■ GOAL
Below are records to be output exactly, every one of them.

(Data items)
■ ■ ■ ■ ■

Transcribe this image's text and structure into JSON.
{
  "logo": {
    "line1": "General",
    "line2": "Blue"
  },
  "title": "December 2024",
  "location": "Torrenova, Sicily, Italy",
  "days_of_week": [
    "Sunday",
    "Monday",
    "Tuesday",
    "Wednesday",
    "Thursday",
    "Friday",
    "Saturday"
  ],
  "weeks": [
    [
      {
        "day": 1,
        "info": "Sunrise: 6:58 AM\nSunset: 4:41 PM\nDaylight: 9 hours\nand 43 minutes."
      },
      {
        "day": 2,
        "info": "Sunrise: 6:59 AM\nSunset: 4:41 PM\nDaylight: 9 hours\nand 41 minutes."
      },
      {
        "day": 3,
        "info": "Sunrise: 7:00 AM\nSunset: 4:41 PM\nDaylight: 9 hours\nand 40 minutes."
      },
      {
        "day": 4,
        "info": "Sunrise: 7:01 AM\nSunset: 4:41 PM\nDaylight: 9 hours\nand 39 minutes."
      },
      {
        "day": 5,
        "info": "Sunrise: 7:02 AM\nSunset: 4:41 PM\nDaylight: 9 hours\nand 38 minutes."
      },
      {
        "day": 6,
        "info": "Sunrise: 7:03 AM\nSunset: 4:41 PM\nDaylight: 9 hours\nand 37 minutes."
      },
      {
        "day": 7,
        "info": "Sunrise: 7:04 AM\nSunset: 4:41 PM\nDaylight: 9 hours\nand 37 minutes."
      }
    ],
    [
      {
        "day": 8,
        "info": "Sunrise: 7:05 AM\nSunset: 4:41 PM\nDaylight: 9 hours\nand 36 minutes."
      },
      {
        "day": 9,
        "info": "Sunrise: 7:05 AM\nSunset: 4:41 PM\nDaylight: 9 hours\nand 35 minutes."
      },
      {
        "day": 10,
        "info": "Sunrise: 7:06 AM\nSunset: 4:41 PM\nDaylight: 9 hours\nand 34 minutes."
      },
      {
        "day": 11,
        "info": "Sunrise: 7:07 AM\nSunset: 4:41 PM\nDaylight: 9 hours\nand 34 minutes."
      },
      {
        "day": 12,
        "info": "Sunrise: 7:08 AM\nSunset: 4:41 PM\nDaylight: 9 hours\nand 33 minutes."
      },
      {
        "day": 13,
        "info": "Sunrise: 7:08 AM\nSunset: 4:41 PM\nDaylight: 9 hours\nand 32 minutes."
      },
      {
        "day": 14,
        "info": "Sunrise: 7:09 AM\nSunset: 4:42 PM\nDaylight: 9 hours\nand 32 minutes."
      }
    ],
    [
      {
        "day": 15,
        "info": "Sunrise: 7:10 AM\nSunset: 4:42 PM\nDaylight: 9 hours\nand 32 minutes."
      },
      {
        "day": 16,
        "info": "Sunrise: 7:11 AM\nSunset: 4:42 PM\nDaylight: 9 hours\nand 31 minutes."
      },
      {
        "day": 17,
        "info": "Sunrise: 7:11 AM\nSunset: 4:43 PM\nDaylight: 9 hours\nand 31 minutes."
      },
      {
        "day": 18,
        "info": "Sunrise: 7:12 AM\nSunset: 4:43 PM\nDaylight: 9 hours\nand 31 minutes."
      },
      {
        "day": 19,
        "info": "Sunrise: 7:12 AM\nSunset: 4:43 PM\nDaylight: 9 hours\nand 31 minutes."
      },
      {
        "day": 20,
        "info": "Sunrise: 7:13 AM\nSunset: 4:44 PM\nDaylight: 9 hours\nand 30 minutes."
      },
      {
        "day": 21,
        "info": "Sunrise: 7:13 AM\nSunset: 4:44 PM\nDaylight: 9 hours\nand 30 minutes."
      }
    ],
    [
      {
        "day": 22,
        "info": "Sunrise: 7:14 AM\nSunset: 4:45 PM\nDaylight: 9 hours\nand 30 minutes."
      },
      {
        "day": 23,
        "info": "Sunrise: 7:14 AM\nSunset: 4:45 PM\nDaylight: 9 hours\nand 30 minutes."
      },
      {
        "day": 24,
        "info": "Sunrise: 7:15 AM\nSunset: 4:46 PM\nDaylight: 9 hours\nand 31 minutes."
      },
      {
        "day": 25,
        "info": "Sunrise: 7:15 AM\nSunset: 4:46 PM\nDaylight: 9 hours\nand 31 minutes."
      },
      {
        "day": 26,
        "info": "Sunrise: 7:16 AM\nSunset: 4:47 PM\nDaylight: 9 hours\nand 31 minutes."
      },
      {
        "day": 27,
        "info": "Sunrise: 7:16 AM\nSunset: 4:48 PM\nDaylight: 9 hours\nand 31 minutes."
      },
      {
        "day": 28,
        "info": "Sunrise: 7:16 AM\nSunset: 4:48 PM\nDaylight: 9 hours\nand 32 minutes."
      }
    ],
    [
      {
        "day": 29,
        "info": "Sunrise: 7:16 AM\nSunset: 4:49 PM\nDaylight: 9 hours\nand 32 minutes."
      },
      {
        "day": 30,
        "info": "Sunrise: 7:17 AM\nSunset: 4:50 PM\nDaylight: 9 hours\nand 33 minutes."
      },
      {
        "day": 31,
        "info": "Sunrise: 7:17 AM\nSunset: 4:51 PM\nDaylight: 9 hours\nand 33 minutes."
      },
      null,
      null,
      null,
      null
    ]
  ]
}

■ ■ ■ ■ ■

■ RESULT
Transcribe this image's text and structure into JSON.
{
  "logo": {
    "line1": "General",
    "line2": "Blue"
  },
  "title": "December 2024",
  "location": "Torrenova, Sicily, Italy",
  "days_of_week": [
    "Sunday",
    "Monday",
    "Tuesday",
    "Wednesday",
    "Thursday",
    "Friday",
    "Saturday"
  ],
  "weeks": [
    [
      {
        "day": 1,
        "info": "Sunrise: 6:58 AM\nSunset: 4:41 PM\nDaylight: 9 hours\nand 43 minutes."
      },
      {
        "day": 2,
        "info": "Sunrise: 6:59 AM\nSunset: 4:41 PM\nDaylight: 9 hours\nand 41 minutes."
      },
      {
        "day": 3,
        "info": "Sunrise: 7:00 AM\nSunset: 4:41 PM\nDaylight: 9 hours\nand 40 minutes."
      },
      {
        "day": 4,
        "info": "Sunrise: 7:01 AM\nSunset: 4:41 PM\nDaylight: 9 hours\nand 39 minutes."
      },
      {
        "day": 5,
        "info": "Sunrise: 7:02 AM\nSunset: 4:41 PM\nDaylight: 9 hours\nand 38 minutes."
      },
      {
        "day": 6,
        "info": "Sunrise: 7:03 AM\nSunset: 4:41 PM\nDaylight: 9 hours\nand 37 minutes."
      },
      {
        "day": 7,
        "info": "Sunrise: 7:04 AM\nSunset: 4:41 PM\nDaylight: 9 hours\nand 37 minutes."
      }
    ],
    [
      {
        "day": 8,
        "info": "Sunrise: 7:05 AM\nSunset: 4:41 PM\nDaylight: 9 hours\nand 36 minutes."
      },
      {
        "day": 9,
        "info": "Sunrise: 7:05 AM\nSunset: 4:41 PM\nDaylight: 9 hours\nand 35 minutes."
      },
      {
        "day": 10,
        "info": "Sunrise: 7:06 AM\nSunset: 4:41 PM\nDaylight: 9 hours\nand 34 minutes."
      },
      {
        "day": 11,
        "info": "Sunrise: 7:07 AM\nSunset: 4:41 PM\nDaylight: 9 hours\nand 34 minutes."
      },
      {
        "day": 12,
        "info": "Sunrise: 7:08 AM\nSunset: 4:41 PM\nDaylight: 9 hours\nand 33 minutes."
      },
      {
        "day": 13,
        "info": "Sunrise: 7:08 AM\nSunset: 4:41 PM\nDaylight: 9 hours\nand 32 minutes."
      },
      {
        "day": 14,
        "info": "Sunrise: 7:09 AM\nSunset: 4:42 PM\nDaylight: 9 hours\nand 32 minutes."
      }
    ],
    [
      {
        "day": 15,
        "info": "Sunrise: 7:10 AM\nSunset: 4:42 PM\nDaylight: 9 hours\nand 32 minutes."
      },
      {
        "day": 16,
        "info": "Sunrise: 7:11 AM\nSunset: 4:42 PM\nDaylight: 9 hours\nand 31 minutes."
      },
      {
        "day": 17,
        "info": "Sunrise: 7:11 AM\nSunset: 4:43 PM\nDaylight: 9 hours\nand 31 minutes."
      },
      {
        "day": 18,
        "info": "Sunrise: 7:12 AM\nSunset: 4:43 PM\nDaylight: 9 hours\nand 31 minutes."
      },
      {
        "day": 19,
        "info": "Sunrise: 7:12 AM\nSunset: 4:43 PM\nDaylight: 9 hours\nand 31 minutes."
      },
      {
        "day": 20,
        "info": "Sunrise: 7:13 AM\nSunset: 4:44 PM\nDaylight: 9 hours\nand 30 minutes."
      },
      {
        "day": 21,
        "info": "Sunrise: 7:13 AM\nSunset: 4:44 PM\nDaylight: 9 hours\nand 30 minutes."
      }
    ],
    [
      {
        "day": 22,
        "info": "Sunrise: 7:14 AM\nSunset: 4:45 PM\nDaylight: 9 hours\nand 30 minutes."
      },
      {
        "day": 23,
        "info": "Sunrise: 7:14 AM\nSunset: 4:45 PM\nDaylight: 9 hours\nand 30 minutes."
      },
      {
        "day": 24,
        "info": "Sunrise: 7:15 AM\nSunset: 4:46 PM\nDaylight: 9 hours\nand 31 minutes."
      },
      {
        "day": 25,
        "info": "Sunrise: 7:15 AM\nSunset: 4:46 PM\nDaylight: 9 hours\nand 31 minutes."
      },
      {
        "day": 26,
        "info": "Sunrise: 7:16 AM\nSunset: 4:47 PM\nDaylight: 9 hours\nand 31 minutes."
      },
      {
        "day": 27,
        "info": "Sunrise: 7:16 AM\nSunset: 4:48 PM\nDaylight: 9 hours\nand 31 minutes."
      },
      {
        "day": 28,
        "info": "Sunrise: 7:16 AM\nSunset: 4:48 PM\nDaylight: 9 hours\nand 32 minutes."
      }
    ],
    [
      {
        "day": 29,
        "info": "Sunrise: 7:16 AM\nSunset: 4:49 PM\nDaylight: 9 hours\nand 32 minutes."
      },
      {
        "day": 30,
        "info": "Sunrise: 7:17 AM\nSunset: 4:50 PM\nDaylight: 9 hours\nand 33 minutes."
      },
      {
        "day": 31,
        "info": "Sunrise: 7:17 AM\nSunset: 4:51 PM\nDaylight: 9 hours\nand 33 minutes."
      },
      null,
      null,
      null,
      null
    ]
  ]
}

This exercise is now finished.